> **Instruction**
Report only the number of lines in the records that contain the word "échauffement".

Stored entries
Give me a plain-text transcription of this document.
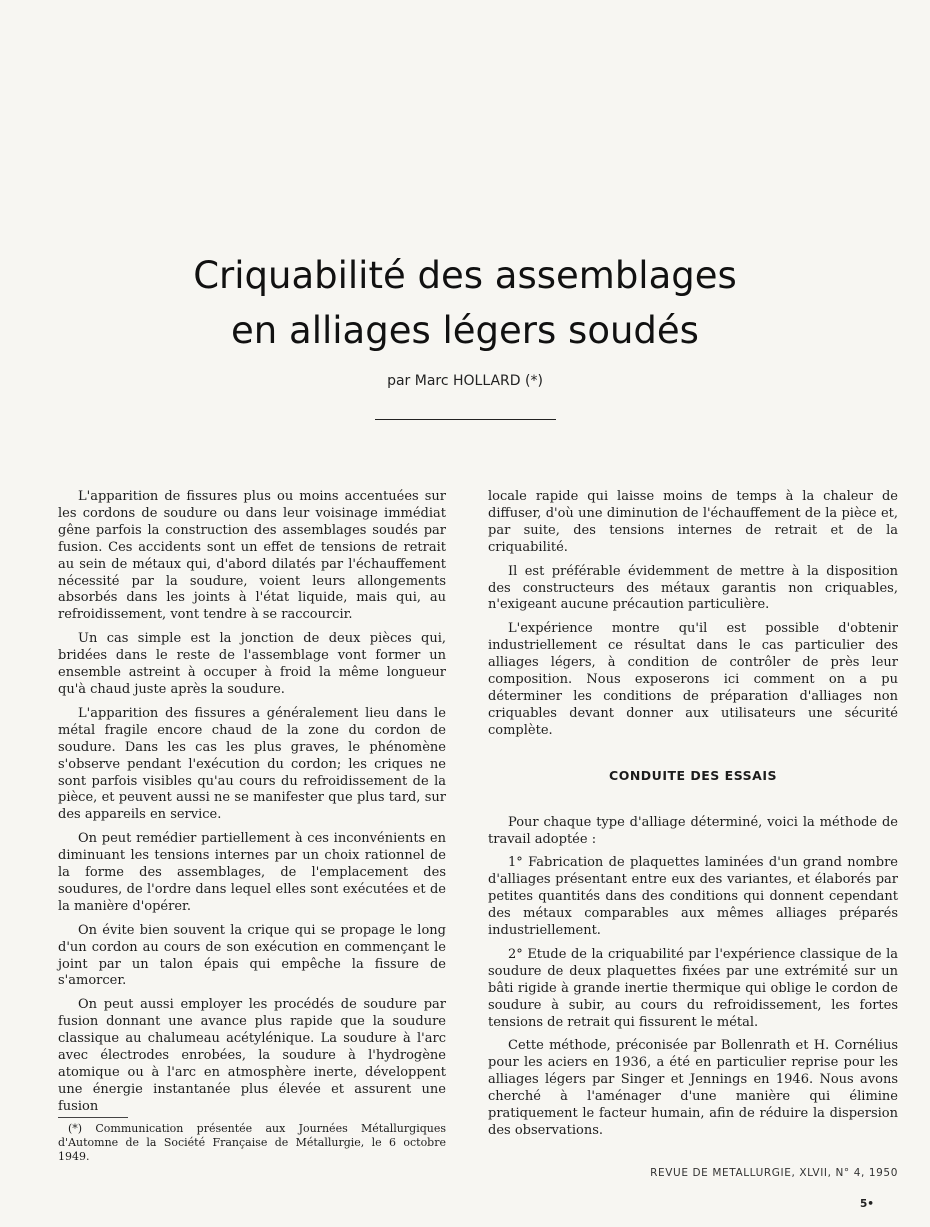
Criquabilité des assemblages
en alliages légers soudés
par Marc HOLLARD (*)

L'apparition de fissures plus ou moins accentuées sur les cordons de soudure ou dans leur voisinage immédiat gêne parfois la construction des assemblages soudés par fusion. Ces accidents sont un effet de tensions de retrait au sein de métaux qui, d'abord dilatés par l'échauffement nécessité par la soudure, voient leurs allongements absorbés dans les joints à l'état liquide, mais qui, au refroidissement, vont tendre à se raccourcir.

Un cas simple est la jonction de deux pièces qui, bridées dans le reste de l'assemblage vont former un ensemble astreint à occuper à froid la même longueur qu'à chaud juste après la soudure.

L'apparition des fissures a généralement lieu dans le métal fragile encore chaud de la zone du cordon de soudure. Dans les cas les plus graves, le phénomène s'observe pendant l'exécution du cordon; les criques ne sont parfois visibles qu'au cours du refroidissement de la pièce, et peuvent aussi ne se manifester que plus tard, sur des appareils en service.

On peut remédier partiellement à ces inconvénients en diminuant les tensions internes par un choix rationnel de la forme des assemblages, de l'emplacement des soudures, de l'ordre dans lequel elles sont exécutées et de la manière d'opérer.

On évite bien souvent la crique qui se propage le long d'un cordon au cours de son exécution en commençant le joint par un talon épais qui empêche la fissure de s'amorcer.

On peut aussi employer les procédés de soudure par fusion donnant une avance plus rapide que la soudure classique au chalumeau acétylénique. La soudure à l'arc avec électrodes enrobées, la soudure à l'hydrogène atomique ou à l'arc en atmosphère inerte, développent une énergie instantanée plus élevée et assurent une fusion

locale rapide qui laisse moins de temps à la chaleur de diffuser, d'où une diminution de l'échauffement de la pièce et, par suite, des tensions internes de retrait et de la criquabilité.

Il est préférable évidemment de mettre à la disposition des constructeurs des métaux garantis non criquables, n'exigeant aucune précaution particulière.

L'expérience montre qu'il est possible d'obtenir industriellement ce résultat dans le cas particulier des alliages légers, à condition de contrôler de près leur composition. Nous exposerons ici comment on a pu déterminer les conditions de préparation d'alliages non criquables devant donner aux utilisateurs une sécurité complète.

CONDUITE DES ESSAIS

Pour chaque type d'alliage déterminé, voici la méthode de travail adoptée :

1° Fabrication de plaquettes laminées d'un grand nombre d'alliages présentant entre eux des variantes, et élaborés par petites quantités dans des conditions qui donnent cependant des métaux comparables aux mêmes alliages préparés industriellement.

2° Etude de la criquabilité par l'expérience classique de la soudure de deux plaquettes fixées par une extrémité sur un bâti rigide à grande inertie thermique qui oblige le cordon de soudure à subir, au cours du refroidissement, les fortes tensions de retrait qui fissurent le métal.

Cette méthode, préconisée par Bollenrath et H. Cornélius pour les aciers en 1936, a été en particulier reprise pour les alliages légers par Singer et Jennings en 1946. Nous avons cherché à l'aménager d'une manière qui élimine pratiquement le facteur humain, afin de réduire la dispersion des observations.

(*) Communication présentée aux Journées Métallurgiques d'Automne de la Société Française de Métallurgie, le 6 octobre 1949.
REVUE DE METALLURGIE, XLVII, N° 4, 1950
5•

> **Result below**
2